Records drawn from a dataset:

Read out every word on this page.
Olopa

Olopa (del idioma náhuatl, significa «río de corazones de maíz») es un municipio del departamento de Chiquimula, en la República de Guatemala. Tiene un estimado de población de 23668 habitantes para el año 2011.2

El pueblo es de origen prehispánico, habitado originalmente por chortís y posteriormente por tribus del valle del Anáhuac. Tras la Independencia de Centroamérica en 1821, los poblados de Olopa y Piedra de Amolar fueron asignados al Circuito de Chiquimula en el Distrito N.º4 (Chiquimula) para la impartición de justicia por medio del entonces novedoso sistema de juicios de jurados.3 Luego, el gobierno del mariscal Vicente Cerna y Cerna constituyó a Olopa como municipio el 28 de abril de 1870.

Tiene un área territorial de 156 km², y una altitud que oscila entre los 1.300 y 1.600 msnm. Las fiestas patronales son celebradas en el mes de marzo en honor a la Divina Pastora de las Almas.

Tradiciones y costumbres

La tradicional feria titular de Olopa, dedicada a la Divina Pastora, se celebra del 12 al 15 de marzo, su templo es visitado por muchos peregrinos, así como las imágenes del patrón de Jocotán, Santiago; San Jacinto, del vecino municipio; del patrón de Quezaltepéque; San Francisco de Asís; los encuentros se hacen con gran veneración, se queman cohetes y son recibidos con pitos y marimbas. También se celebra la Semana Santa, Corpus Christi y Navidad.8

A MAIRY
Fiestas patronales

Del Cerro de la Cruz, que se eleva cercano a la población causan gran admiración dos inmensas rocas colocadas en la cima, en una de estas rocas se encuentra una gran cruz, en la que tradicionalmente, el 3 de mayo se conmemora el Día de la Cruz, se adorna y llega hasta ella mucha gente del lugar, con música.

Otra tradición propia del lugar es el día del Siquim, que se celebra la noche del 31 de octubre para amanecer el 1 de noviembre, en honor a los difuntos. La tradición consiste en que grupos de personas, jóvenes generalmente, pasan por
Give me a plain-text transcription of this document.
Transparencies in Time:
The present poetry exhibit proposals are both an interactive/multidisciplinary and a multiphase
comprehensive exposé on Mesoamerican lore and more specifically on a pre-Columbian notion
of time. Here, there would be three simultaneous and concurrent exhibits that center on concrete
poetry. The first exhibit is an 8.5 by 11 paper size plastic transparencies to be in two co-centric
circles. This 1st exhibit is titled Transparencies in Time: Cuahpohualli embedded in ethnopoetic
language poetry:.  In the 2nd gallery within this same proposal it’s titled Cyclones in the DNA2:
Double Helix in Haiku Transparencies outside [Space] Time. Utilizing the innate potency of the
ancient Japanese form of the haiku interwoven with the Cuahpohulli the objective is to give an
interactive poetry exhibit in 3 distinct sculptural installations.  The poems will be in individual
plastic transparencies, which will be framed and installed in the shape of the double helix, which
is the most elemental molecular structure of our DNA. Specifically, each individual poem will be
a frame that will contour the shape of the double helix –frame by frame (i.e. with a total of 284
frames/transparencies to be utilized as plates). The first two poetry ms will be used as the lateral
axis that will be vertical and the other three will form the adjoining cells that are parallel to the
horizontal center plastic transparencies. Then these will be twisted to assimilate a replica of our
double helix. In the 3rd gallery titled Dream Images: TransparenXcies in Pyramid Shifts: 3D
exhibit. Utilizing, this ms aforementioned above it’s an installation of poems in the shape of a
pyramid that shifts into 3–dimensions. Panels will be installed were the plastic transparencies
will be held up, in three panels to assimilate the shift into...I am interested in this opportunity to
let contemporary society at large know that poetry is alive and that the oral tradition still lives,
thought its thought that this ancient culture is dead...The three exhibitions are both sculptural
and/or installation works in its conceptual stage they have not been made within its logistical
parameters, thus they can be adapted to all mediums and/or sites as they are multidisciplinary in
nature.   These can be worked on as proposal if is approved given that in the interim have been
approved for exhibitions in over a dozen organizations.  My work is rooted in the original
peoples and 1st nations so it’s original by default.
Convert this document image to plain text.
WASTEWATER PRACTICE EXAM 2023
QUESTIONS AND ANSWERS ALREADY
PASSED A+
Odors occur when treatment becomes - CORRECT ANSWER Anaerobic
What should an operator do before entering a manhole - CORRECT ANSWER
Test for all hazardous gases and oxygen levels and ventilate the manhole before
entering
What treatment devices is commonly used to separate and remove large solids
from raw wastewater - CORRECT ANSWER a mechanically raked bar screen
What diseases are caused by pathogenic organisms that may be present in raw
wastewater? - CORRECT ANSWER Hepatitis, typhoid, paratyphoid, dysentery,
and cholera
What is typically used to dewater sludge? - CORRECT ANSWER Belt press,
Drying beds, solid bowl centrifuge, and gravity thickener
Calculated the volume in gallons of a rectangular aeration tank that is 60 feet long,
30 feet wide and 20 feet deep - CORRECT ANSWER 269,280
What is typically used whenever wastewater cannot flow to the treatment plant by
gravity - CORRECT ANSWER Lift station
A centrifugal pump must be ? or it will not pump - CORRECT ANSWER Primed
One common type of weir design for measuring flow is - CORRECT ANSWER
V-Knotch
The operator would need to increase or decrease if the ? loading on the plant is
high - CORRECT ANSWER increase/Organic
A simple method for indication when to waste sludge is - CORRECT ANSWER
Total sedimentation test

_Instructions to follow_
Output every line above without altering anything.

_Response for this exercise_
Read out every word on this page.
Olopa

Olopa (del idioma náhuatl, significa «río de corazones de maíz») es un municipio del departamento de Chiquimula, en la República de Guatemala. Tiene un estimado de población de 23668 habitantes para el año 2011.2

El pueblo es de origen prehispánico, habitado originalmente por chortís y posteriormente por tribus del valle del Anáhuac. Tras la Independencia de Centroamérica en 1821, los poblados de Olopa y Piedra de Amolar fueron asignados al Circuito de Chiquimula en el Distrito N.º4 (Chiquimula) para la impartición de justicia por medio del entonces novedoso sistema de juicios de jurados.3 Luego, el gobierno del mariscal Vicente Cerna y Cerna constituyó a Olopa como municipio el 28 de abril de 1870.

Tiene un área territorial de 156 km², y una altitud que oscila entre los 1.300 y 1.600 msnm. Las fiestas patronales son celebradas en el mes de marzo en honor a la Divina Pastora de las Almas.

Tradiciones y costumbres

La tradicional feria titular de Olopa, dedicada a la Divina Pastora, se celebra del 12 al 15 de marzo, su templo es visitado por muchos peregrinos, así como las imágenes del patrón de Jocotán, Santiago; San Jacinto, del vecino municipio; del patrón de Quezaltepéque; San Francisco de Asís; los encuentros se hacen con gran veneración, se queman cohetes y son recibidos con pitos y marimbas. También se celebra la Semana Santa, Corpus Christi y Navidad.8

A MAIRY
Fiestas patronales

Del Cerro de la Cruz, que se eleva cercano a la población causan gran admiración dos inmensas rocas colocadas en la cima, en una de estas rocas se encuentra una gran cruz, en la que tradicionalmente, el 3 de mayo se conmemora el Día de la Cruz, se adorna y llega hasta ella mucha gente del lugar, con música.

Otra tradición propia del lugar es el día del Siquim, que se celebra la noche del 31 de octubre para amanecer el 1 de noviembre, en honor a los difuntos. La tradición consiste en que grupos de personas, jóvenes generalmente, pasan por
Give me a plain-text transcription of this document.
Transparencies in Time:
The present poetry exhibit proposals are both an interactive/multidisciplinary and a multiphase
comprehensive exposé on Mesoamerican lore and more specifically on a pre-Columbian notion
of time. Here, there would be three simultaneous and concurrent exhibits that center on concrete
poetry. The first exhibit is an 8.5 by 11 paper size plastic transparencies to be in two co-centric
circles. This 1st exhibit is titled Transparencies in Time: Cuahpohualli embedded in ethnopoetic
language poetry:.  In the 2nd gallery within this same proposal it’s titled Cyclones in the DNA2:
Double Helix in Haiku Transparencies outside [Space] Time. Utilizing the innate potency of the
ancient Japanese form of the haiku interwoven with the Cuahpohulli the objective is to give an
interactive poetry exhibit in 3 distinct sculptural installations.  The poems will be in individual
plastic transparencies, which will be framed and installed in the shape of the double helix, which
is the most elemental molecular structure of our DNA. Specifically, each individual poem will be
a frame that will contour the shape of the double helix –frame by frame (i.e. with a total of 284
frames/transparencies to be utilized as plates). The first two poetry ms will be used as the lateral
axis that will be vertical and the other three will form the adjoining cells that are parallel to the
horizontal center plastic transparencies. Then these will be twisted to assimilate a replica of our
double helix. In the 3rd gallery titled Dream Images: TransparenXcies in Pyramid Shifts: 3D
exhibit. Utilizing, this ms aforementioned above it’s an installation of poems in the shape of a
pyramid that shifts into 3–dimensions. Panels will be installed were the plastic transparencies
will be held up, in three panels to assimilate the shift into...I am interested in this opportunity to
let contemporary society at large know that poetry is alive and that the oral tradition still lives,
thought its thought that this ancient culture is dead...The three exhibitions are both sculptural
and/or installation works in its conceptual stage they have not been made within its logistical
parameters, thus they can be adapted to all mediums and/or sites as they are multidisciplinary in
nature.   These can be worked on as proposal if is approved given that in the interim have been
approved for exhibitions in over a dozen organizations.  My work is rooted in the original
peoples and 1st nations so it’s original by default.
Convert this document image to plain text.
WASTEWATER PRACTICE EXAM 2023
QUESTIONS AND ANSWERS ALREADY
PASSED A+
Odors occur when treatment becomes - CORRECT ANSWER Anaerobic
What should an operator do before entering a manhole - CORRECT ANSWER
Test for all hazardous gases and oxygen levels and ventilate the manhole before
entering
What treatment devices is commonly used to separate and remove large solids
from raw wastewater - CORRECT ANSWER a mechanically raked bar screen
What diseases are caused by pathogenic organisms that may be present in raw
wastewater? - CORRECT ANSWER Hepatitis, typhoid, paratyphoid, dysentery,
and cholera
What is typically used to dewater sludge? - CORRECT ANSWER Belt press,
Drying beds, solid bowl centrifuge, and gravity thickener
Calculated the volume in gallons of a rectangular aeration tank that is 60 feet long,
30 feet wide and 20 feet deep - CORRECT ANSWER 269,280
What is typically used whenever wastewater cannot flow to the treatment plant by
gravity - CORRECT ANSWER Lift station
A centrifugal pump must be ? or it will not pump - CORRECT ANSWER Primed
One common type of weir design for measuring flow is - CORRECT ANSWER
V-Knotch
The operator would need to increase or decrease if the ? loading on the plant is
high - CORRECT ANSWER increase/Organic
A simple method for indication when to waste sludge is - CORRECT ANSWER
Total sedimentation test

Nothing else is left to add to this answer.